[Dataset rows about figures]

****

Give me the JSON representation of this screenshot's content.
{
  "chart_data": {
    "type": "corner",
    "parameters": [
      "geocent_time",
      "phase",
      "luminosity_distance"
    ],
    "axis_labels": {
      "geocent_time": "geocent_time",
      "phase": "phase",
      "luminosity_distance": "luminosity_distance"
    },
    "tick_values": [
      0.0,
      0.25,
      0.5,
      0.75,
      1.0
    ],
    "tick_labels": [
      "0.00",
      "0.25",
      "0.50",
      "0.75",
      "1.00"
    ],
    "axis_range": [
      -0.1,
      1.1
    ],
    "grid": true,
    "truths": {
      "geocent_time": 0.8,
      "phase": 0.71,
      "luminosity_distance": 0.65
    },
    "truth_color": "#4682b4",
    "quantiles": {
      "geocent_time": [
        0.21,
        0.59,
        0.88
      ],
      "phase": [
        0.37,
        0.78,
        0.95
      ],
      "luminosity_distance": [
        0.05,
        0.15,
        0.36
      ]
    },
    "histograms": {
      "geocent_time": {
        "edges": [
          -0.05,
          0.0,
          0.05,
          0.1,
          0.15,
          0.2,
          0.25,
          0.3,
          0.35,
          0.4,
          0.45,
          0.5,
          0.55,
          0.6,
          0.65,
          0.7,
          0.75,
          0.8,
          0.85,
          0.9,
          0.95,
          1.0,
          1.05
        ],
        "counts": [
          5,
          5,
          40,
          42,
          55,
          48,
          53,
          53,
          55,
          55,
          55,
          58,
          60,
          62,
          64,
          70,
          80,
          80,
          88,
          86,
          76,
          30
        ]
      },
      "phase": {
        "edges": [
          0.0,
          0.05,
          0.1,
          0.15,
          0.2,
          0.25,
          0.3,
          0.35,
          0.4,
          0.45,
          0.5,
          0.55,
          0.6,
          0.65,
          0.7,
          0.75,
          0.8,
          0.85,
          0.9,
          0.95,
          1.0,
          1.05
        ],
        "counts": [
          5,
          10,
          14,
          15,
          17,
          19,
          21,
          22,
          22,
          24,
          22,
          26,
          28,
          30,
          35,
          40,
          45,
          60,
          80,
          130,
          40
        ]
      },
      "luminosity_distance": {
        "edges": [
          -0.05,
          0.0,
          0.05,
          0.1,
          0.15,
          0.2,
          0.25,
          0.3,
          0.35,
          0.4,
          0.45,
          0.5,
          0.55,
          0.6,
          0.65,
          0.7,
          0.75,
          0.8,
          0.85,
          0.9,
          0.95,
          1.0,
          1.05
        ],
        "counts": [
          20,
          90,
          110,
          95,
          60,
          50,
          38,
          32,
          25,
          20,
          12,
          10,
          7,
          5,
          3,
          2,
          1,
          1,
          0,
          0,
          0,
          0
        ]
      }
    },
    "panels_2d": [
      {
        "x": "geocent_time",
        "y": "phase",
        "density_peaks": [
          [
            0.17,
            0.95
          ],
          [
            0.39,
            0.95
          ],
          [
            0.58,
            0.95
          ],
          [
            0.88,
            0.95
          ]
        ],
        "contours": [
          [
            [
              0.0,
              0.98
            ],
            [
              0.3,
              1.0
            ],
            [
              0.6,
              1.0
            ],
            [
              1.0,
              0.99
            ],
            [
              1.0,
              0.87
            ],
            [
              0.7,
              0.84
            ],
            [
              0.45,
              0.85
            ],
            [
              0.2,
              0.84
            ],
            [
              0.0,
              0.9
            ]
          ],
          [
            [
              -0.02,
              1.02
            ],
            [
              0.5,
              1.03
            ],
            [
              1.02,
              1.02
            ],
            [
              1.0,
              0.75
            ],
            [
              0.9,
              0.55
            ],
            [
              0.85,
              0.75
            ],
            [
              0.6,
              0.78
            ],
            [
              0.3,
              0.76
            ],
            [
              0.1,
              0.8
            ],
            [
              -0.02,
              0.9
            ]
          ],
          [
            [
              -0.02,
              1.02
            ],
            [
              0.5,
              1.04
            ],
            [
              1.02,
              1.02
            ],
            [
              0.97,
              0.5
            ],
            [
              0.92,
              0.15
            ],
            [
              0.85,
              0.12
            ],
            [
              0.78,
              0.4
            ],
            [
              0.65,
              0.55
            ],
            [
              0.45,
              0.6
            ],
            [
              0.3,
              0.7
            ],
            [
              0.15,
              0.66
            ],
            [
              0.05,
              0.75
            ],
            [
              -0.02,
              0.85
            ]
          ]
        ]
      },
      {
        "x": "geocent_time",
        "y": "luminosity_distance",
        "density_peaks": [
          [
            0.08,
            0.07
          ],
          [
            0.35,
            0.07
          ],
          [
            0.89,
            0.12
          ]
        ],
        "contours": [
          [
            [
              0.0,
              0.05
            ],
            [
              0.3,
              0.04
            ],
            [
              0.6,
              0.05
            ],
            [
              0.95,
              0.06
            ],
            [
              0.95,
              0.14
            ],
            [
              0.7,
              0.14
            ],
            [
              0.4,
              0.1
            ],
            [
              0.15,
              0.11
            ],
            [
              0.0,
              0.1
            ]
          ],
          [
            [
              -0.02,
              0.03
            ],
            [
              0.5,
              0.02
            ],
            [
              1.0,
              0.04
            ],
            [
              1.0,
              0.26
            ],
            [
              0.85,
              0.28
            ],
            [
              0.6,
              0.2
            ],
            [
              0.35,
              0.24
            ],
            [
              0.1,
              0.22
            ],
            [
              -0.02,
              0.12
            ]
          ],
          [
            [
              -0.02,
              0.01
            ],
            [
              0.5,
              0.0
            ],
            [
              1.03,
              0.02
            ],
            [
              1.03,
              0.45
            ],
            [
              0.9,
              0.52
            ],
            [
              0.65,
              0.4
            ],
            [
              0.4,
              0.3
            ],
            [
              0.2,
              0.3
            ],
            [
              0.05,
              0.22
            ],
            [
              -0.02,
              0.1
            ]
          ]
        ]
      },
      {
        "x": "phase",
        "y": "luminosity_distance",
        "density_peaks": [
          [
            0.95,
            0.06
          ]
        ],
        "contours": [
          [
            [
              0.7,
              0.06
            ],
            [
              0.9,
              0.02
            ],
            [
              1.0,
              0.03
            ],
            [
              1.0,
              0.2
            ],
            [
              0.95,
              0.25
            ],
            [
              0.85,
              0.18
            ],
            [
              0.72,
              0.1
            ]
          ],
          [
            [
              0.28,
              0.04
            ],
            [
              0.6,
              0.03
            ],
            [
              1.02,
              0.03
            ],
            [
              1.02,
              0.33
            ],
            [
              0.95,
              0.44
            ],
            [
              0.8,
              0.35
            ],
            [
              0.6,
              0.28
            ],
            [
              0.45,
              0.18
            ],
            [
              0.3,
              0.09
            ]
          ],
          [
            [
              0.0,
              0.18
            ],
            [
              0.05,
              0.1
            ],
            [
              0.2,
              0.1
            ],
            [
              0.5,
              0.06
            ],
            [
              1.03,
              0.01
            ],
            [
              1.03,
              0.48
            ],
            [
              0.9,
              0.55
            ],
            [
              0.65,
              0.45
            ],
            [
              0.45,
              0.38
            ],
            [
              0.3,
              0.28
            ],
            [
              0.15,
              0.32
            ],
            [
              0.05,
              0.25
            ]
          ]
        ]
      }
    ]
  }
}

****

- [Task]: Copy out the whole listing exactly as written.

- [Response to this exercise]:
Give me the JSON representation of this screenshot's content.
{
  "chart_data": {
    "type": "corner",
    "parameters": [
      "geocent_time",
      "phase",
      "luminosity_distance"
    ],
    "axis_labels": {
      "geocent_time": "geocent_time",
      "phase": "phase",
      "luminosity_distance": "luminosity_distance"
    },
    "tick_values": [
      0.0,
      0.25,
      0.5,
      0.75,
      1.0
    ],
    "tick_labels": [
      "0.00",
      "0.25",
      "0.50",
      "0.75",
      "1.00"
    ],
    "axis_range": [
      -0.1,
      1.1
    ],
    "grid": true,
    "truths": {
      "geocent_time": 0.8,
      "phase": 0.71,
      "luminosity_distance": 0.65
    },
    "truth_color": "#4682b4",
    "quantiles": {
      "geocent_time": [
        0.21,
        0.59,
        0.88
      ],
      "phase": [
        0.37,
        0.78,
        0.95
      ],
      "luminosity_distance": [
        0.05,
        0.15,
        0.36
      ]
    },
    "histograms": {
      "geocent_time": {
        "edges": [
          -0.05,
          0.0,
          0.05,
          0.1,
          0.15,
          0.2,
          0.25,
          0.3,
          0.35,
          0.4,
          0.45,
          0.5,
          0.55,
          0.6,
          0.65,
          0.7,
          0.75,
          0.8,
          0.85,
          0.9,
          0.95,
          1.0,
          1.05
        ],
        "counts": [
          5,
          5,
          40,
          42,
          55,
          48,
          53,
          53,
          55,
          55,
          55,
          58,
          60,
          62,
          64,
          70,
          80,
          80,
          88,
          86,
          76,
          30
        ]
      },
      "phase": {
        "edges": [
          0.0,
          0.05,
          0.1,
          0.15,
          0.2,
          0.25,
          0.3,
          0.35,
          0.4,
          0.45,
          0.5,
          0.55,
          0.6,
          0.65,
          0.7,
          0.75,
          0.8,
          0.85,
          0.9,
          0.95,
          1.0,
          1.05
        ],
        "counts": [
          5,
          10,
          14,
          15,
          17,
          19,
          21,
          22,
          22,
          24,
          22,
          26,
          28,
          30,
          35,
          40,
          45,
          60,
          80,
          130,
          40
        ]
      },
      "luminosity_distance": {
        "edges": [
          -0.05,
          0.0,
          0.05,
          0.1,
          0.15,
          0.2,
          0.25,
          0.3,
          0.35,
          0.4,
          0.45,
          0.5,
          0.55,
          0.6,
          0.65,
          0.7,
          0.75,
          0.8,
          0.85,
          0.9,
          0.95,
          1.0,
          1.05
        ],
        "counts": [
          20,
          90,
          110,
          95,
          60,
          50,
          38,
          32,
          25,
          20,
          12,
          10,
          7,
          5,
          3,
          2,
          1,
          1,
          0,
          0,
          0,
          0
        ]
      }
    },
    "panels_2d": [
      {
        "x": "geocent_time",
        "y": "phase",
        "density_peaks": [
          [
            0.17,
            0.95
          ],
          [
            0.39,
            0.95
          ],
          [
            0.58,
            0.95
          ],
          [
            0.88,
            0.95
          ]
        ],
        "contours": [
          [
            [
              0.0,
              0.98
            ],
            [
              0.3,
              1.0
            ],
            [
              0.6,
              1.0
            ],
            [
              1.0,
              0.99
            ],
            [
              1.0,
              0.87
            ],
            [
              0.7,
              0.84
            ],
            [
              0.45,
              0.85
            ],
            [
              0.2,
              0.84
            ],
            [
              0.0,
              0.9
            ]
          ],
          [
            [
              -0.02,
              1.02
            ],
            [
              0.5,
              1.03
            ],
            [
              1.02,
              1.02
            ],
            [
              1.0,
              0.75
            ],
            [
              0.9,
              0.55
            ],
            [
              0.85,
              0.75
            ],
            [
              0.6,
              0.78
            ],
            [
              0.3,
              0.76
            ],
            [
              0.1,
              0.8
            ],
            [
              -0.02,
              0.9
            ]
          ],
          [
            [
              -0.02,
              1.02
            ],
            [
              0.5,
              1.04
            ],
            [
              1.02,
              1.02
            ],
            [
              0.97,
              0.5
            ],
            [
              0.92,
              0.15
            ],
            [
              0.85,
              0.12
            ],
            [
              0.78,
              0.4
            ],
            [
              0.65,
              0.55
            ],
            [
              0.45,
              0.6
            ],
            [
              0.3,
              0.7
            ],
            [
              0.15,
              0.66
            ],
            [
              0.05,
              0.75
            ],
            [
              -0.02,
              0.85
            ]
          ]
        ]
      },
      {
        "x": "geocent_time",
        "y": "luminosity_distance",
        "density_peaks": [
          [
            0.08,
            0.07
          ],
          [
            0.35,
            0.07
          ],
          [
            0.89,
            0.12
          ]
        ],
        "contours": [
          [
            [
              0.0,
              0.05
            ],
            [
              0.3,
              0.04
            ],
            [
              0.6,
              0.05
            ],
            [
              0.95,
              0.06
            ],
            [
              0.95,
              0.14
            ],
            [
              0.7,
              0.14
            ],
            [
              0.4,
              0.1
            ],
            [
              0.15,
              0.11
            ],
            [
              0.0,
              0.1
            ]
          ],
          [
            [
              -0.02,
              0.03
            ],
            [
              0.5,
              0.02
            ],
            [
              1.0,
              0.04
            ],
            [
              1.0,
              0.26
            ],
            [
              0.85,
              0.28
            ],
            [
              0.6,
              0.2
            ],
            [
              0.35,
              0.24
            ],
            [
              0.1,
              0.22
            ],
            [
              -0.02,
              0.12
            ]
          ],
          [
            [
              -0.02,
              0.01
            ],
            [
              0.5,
              0.0
            ],
            [
              1.03,
              0.02
            ],
            [
              1.03,
              0.45
            ],
            [
              0.9,
              0.52
            ],
            [
              0.65,
              0.4
            ],
            [
              0.4,
              0.3
            ],
            [
              0.2,
              0.3
            ],
            [
              0.05,
              0.22
            ],
            [
              -0.02,
              0.1
            ]
          ]
        ]
      },
      {
        "x": "phase",
        "y": "luminosity_distance",
        "density_peaks": [
          [
            0.95,
            0.06
          ]
        ],
        "contours": [
          [
            [
              0.7,
              0.06
            ],
            [
              0.9,
              0.02
            ],
            [
              1.0,
              0.03
            ],
            [
              1.0,
              0.2
            ],
            [
              0.95,
              0.25
            ],
            [
              0.85,
              0.18
            ],
            [
              0.72,
              0.1
            ]
          ],
          [
            [
              0.28,
              0.04
            ],
            [
              0.6,
              0.03
            ],
            [
              1.02,
              0.03
            ],
            [
              1.02,
              0.33
            ],
            [
              0.95,
              0.44
            ],
            [
              0.8,
              0.35
            ],
            [
              0.6,
              0.28
            ],
            [
              0.45,
              0.18
            ],
            [
              0.3,
              0.09
            ]
          ],
          [
            [
              0.0,
              0.18
            ],
            [
              0.05,
              0.1
            ],
            [
              0.2,
              0.1
            ],
            [
              0.5,
              0.06
            ],
            [
              1.03,
              0.01
            ],
            [
              1.03,
              0.48
            ],
            [
              0.9,
              0.55
            ],
            [
              0.65,
              0.45
            ],
            [
              0.45,
              0.38
            ],
            [
              0.3,
              0.28
            ],
            [
              0.15,
              0.32
            ],
            [
              0.05,
              0.25
            ]
          ]
        ]
      }
    ]
  }
}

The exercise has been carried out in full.